**The exercise**
Show every line containing "Provision" by copying it.

(Items from a figure collection)
------

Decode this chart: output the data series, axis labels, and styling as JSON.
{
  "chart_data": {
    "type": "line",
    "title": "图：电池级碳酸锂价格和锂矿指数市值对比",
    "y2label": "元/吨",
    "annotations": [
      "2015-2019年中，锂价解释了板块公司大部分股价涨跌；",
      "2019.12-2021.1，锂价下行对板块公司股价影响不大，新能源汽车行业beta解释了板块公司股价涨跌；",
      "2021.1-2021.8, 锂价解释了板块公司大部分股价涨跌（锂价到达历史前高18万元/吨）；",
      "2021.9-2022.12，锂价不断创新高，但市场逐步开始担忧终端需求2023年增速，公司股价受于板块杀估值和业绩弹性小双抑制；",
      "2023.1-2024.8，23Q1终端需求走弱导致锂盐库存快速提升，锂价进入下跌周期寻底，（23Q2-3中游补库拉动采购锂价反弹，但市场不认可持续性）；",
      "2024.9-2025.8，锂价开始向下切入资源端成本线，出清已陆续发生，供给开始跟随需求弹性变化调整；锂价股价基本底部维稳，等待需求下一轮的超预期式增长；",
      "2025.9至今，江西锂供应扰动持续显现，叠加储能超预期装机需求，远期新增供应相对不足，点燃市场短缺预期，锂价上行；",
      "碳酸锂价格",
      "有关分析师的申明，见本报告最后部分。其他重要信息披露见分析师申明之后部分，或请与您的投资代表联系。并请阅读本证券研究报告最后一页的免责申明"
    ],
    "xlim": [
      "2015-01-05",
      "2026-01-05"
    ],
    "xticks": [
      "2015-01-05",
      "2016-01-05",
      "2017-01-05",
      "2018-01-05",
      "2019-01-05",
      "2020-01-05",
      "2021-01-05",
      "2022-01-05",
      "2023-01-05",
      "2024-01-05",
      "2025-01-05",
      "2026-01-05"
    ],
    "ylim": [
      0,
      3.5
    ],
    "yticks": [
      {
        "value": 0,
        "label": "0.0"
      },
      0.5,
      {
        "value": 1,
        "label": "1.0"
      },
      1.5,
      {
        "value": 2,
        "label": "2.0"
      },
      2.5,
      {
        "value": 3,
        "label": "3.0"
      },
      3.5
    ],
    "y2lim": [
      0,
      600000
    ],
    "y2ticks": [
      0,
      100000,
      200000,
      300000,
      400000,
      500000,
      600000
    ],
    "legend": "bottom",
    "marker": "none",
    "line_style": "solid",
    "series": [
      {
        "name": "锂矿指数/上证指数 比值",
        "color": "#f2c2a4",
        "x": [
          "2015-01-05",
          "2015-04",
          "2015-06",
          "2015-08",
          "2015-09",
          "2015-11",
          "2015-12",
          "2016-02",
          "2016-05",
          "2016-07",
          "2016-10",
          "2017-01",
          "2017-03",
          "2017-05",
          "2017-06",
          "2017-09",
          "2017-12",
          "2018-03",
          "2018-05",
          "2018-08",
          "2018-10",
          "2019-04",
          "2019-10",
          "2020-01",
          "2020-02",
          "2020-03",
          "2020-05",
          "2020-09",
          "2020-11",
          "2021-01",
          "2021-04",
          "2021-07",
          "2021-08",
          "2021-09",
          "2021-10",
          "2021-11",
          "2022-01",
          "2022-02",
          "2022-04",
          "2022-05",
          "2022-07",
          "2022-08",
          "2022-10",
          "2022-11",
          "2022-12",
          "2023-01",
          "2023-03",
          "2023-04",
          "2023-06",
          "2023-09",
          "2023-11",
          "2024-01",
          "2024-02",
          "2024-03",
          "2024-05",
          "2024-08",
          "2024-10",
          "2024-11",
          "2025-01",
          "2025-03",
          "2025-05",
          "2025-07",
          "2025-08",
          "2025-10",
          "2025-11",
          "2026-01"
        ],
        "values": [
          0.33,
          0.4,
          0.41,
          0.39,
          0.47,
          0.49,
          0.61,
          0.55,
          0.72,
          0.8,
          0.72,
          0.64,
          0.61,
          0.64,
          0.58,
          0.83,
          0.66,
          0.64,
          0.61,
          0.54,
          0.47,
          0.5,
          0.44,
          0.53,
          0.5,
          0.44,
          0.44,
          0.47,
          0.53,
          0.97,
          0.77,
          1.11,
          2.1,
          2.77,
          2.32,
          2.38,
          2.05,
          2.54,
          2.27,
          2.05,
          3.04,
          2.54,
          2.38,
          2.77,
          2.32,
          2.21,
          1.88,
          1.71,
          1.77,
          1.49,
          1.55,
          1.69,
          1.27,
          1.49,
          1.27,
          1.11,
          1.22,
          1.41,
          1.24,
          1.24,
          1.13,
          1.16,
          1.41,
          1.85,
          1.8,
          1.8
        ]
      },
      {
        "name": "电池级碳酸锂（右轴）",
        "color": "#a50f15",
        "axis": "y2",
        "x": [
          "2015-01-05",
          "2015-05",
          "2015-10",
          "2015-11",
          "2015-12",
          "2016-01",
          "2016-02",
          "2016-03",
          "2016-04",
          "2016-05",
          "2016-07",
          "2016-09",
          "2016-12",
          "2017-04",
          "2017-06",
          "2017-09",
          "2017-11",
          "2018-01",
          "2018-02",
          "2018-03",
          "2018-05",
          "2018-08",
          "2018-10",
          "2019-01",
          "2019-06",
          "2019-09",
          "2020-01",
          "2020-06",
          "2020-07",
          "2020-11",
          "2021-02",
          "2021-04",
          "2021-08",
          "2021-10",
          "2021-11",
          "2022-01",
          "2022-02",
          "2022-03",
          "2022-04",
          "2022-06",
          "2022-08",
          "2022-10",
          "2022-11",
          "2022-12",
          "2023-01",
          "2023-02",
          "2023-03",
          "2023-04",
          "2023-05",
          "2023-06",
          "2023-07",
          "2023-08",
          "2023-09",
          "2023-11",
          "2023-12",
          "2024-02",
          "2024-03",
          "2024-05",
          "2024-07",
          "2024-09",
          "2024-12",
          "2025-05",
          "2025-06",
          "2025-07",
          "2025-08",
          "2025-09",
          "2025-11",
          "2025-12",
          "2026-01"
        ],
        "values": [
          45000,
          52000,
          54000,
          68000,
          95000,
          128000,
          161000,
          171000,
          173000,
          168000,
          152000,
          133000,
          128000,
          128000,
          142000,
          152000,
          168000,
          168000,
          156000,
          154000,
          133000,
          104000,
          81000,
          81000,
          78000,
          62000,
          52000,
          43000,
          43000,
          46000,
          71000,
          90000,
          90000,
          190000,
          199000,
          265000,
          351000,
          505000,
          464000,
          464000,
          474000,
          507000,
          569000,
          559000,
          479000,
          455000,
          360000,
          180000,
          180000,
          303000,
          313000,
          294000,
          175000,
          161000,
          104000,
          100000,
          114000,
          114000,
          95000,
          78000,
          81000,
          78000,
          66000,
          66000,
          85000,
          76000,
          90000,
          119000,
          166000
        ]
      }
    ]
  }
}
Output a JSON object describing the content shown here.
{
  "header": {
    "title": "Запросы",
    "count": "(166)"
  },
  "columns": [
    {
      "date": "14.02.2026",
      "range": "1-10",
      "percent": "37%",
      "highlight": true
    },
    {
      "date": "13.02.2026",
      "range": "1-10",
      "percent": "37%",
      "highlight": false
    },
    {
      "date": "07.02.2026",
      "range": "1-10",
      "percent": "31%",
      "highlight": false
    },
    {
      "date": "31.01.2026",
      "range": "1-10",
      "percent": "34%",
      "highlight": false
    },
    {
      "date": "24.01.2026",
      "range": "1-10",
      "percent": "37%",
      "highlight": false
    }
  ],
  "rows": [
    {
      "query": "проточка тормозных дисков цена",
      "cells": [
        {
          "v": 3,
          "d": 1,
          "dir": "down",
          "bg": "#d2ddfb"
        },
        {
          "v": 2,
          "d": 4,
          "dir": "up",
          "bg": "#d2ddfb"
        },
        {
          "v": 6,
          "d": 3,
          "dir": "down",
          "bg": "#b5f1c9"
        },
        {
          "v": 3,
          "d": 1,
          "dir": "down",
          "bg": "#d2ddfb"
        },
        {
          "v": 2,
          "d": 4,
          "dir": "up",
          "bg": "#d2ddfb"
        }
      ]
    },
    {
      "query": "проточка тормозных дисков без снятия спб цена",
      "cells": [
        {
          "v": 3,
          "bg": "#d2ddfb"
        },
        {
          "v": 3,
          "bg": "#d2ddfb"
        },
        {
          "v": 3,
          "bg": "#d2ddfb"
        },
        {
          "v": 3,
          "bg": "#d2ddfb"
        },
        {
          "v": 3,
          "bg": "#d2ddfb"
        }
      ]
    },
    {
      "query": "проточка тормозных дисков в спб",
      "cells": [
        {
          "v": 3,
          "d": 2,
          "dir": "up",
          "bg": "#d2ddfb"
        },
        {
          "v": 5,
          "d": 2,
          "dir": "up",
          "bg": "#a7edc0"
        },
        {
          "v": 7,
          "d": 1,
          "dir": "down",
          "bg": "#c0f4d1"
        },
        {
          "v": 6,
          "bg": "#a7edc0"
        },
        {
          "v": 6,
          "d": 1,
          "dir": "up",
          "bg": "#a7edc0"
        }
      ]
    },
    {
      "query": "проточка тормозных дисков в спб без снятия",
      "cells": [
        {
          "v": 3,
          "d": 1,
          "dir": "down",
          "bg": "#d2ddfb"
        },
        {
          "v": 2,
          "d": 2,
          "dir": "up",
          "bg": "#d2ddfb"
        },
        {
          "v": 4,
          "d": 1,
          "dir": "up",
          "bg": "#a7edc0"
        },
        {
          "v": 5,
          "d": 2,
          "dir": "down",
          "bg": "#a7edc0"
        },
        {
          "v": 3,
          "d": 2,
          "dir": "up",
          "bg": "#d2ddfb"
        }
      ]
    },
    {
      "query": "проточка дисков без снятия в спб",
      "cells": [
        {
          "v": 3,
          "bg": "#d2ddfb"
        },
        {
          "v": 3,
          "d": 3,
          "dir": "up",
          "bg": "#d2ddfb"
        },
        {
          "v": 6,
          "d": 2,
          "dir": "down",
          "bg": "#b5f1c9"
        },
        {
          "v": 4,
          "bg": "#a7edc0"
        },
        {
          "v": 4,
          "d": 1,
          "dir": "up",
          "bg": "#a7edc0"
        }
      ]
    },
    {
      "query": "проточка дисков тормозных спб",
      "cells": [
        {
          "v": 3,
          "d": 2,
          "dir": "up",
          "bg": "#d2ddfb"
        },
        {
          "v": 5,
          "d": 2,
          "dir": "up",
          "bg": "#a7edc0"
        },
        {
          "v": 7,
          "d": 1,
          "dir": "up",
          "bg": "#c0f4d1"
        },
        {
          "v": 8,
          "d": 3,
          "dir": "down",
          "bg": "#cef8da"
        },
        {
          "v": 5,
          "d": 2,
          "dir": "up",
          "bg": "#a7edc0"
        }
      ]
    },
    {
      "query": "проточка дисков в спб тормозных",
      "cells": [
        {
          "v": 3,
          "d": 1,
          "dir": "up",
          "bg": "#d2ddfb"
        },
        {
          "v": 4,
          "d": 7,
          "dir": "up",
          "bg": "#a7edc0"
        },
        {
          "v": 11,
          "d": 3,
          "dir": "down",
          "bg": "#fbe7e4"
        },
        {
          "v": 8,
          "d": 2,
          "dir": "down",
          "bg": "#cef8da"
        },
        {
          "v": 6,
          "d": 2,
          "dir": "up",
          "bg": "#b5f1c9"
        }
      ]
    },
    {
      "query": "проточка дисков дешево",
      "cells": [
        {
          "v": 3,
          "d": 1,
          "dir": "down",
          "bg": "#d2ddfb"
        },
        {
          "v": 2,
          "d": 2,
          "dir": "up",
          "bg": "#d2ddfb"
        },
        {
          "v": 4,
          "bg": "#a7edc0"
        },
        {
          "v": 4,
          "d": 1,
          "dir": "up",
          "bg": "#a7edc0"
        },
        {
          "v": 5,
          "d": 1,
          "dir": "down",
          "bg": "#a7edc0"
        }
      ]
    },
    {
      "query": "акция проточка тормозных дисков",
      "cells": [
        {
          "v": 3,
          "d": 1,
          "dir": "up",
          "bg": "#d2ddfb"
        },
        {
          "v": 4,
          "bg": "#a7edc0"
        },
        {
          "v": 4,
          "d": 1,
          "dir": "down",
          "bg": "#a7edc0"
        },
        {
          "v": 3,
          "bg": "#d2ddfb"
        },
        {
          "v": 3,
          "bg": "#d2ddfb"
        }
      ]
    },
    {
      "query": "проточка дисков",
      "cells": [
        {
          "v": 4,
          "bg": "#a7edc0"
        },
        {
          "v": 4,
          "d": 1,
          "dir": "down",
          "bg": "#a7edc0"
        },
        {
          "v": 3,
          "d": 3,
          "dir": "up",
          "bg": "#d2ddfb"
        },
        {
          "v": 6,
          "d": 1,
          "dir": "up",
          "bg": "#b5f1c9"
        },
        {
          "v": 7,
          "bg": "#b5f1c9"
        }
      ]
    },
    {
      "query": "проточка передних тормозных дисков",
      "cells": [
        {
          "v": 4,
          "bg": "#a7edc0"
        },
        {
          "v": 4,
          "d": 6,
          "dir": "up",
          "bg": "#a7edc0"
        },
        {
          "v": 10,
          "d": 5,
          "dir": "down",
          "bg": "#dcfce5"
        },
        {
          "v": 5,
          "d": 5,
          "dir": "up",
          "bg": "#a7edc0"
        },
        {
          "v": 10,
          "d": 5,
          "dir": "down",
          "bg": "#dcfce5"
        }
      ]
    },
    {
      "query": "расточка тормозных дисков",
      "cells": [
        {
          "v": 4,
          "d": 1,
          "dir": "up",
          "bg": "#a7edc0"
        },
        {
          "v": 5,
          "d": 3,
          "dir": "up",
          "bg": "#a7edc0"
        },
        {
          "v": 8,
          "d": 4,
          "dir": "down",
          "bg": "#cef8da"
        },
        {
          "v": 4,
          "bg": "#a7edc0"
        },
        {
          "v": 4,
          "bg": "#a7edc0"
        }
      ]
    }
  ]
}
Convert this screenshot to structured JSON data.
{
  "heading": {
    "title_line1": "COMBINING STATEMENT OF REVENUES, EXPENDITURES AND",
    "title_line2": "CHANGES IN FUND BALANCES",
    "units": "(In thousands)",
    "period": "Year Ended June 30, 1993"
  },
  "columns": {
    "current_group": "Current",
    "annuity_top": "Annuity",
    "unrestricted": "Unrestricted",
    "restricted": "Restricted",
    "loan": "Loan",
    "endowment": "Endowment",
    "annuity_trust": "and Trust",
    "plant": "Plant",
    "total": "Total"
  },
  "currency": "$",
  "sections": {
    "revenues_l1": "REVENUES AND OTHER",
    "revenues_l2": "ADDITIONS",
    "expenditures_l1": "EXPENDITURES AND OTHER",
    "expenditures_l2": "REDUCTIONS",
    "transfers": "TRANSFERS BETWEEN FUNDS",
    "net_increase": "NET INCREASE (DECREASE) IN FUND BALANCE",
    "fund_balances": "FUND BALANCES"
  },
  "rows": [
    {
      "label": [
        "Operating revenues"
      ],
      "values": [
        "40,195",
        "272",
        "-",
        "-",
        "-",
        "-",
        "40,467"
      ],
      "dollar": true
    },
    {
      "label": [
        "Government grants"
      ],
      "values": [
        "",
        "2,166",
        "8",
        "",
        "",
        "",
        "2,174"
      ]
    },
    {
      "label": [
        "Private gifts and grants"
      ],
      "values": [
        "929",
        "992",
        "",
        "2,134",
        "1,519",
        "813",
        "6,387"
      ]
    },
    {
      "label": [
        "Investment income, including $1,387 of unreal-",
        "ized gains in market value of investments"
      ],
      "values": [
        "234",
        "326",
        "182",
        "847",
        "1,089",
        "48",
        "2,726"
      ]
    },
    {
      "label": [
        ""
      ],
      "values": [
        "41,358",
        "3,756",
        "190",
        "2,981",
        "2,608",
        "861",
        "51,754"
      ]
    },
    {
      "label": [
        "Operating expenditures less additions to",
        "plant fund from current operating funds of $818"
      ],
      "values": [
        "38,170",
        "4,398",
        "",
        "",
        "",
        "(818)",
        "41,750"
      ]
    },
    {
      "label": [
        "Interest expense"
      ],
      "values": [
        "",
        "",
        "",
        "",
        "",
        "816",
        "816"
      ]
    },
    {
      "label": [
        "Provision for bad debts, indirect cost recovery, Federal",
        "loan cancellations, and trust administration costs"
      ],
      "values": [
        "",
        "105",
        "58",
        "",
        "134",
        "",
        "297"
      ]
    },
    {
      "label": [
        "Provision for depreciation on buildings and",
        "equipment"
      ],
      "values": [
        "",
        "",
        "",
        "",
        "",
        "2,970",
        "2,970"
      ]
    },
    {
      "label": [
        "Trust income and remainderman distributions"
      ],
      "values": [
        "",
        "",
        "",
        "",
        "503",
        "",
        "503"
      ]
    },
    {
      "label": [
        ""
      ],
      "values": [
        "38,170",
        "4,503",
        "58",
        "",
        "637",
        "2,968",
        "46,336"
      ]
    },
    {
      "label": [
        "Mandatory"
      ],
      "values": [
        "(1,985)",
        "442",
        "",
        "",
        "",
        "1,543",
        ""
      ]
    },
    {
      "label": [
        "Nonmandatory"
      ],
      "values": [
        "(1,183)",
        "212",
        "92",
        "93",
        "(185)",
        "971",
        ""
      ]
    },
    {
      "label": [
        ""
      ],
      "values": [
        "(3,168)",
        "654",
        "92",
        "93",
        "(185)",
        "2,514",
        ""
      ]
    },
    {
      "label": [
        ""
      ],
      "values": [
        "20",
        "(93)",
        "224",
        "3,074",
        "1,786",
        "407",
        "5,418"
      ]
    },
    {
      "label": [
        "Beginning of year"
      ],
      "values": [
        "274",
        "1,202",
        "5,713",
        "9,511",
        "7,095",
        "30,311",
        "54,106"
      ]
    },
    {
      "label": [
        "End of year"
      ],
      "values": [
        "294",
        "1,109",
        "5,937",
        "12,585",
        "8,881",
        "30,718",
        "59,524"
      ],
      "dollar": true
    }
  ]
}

------

**Solution below**
        "Provision for bad debts, indirect cost recovery, Federal",
        "Provision for depreciation on buildings and",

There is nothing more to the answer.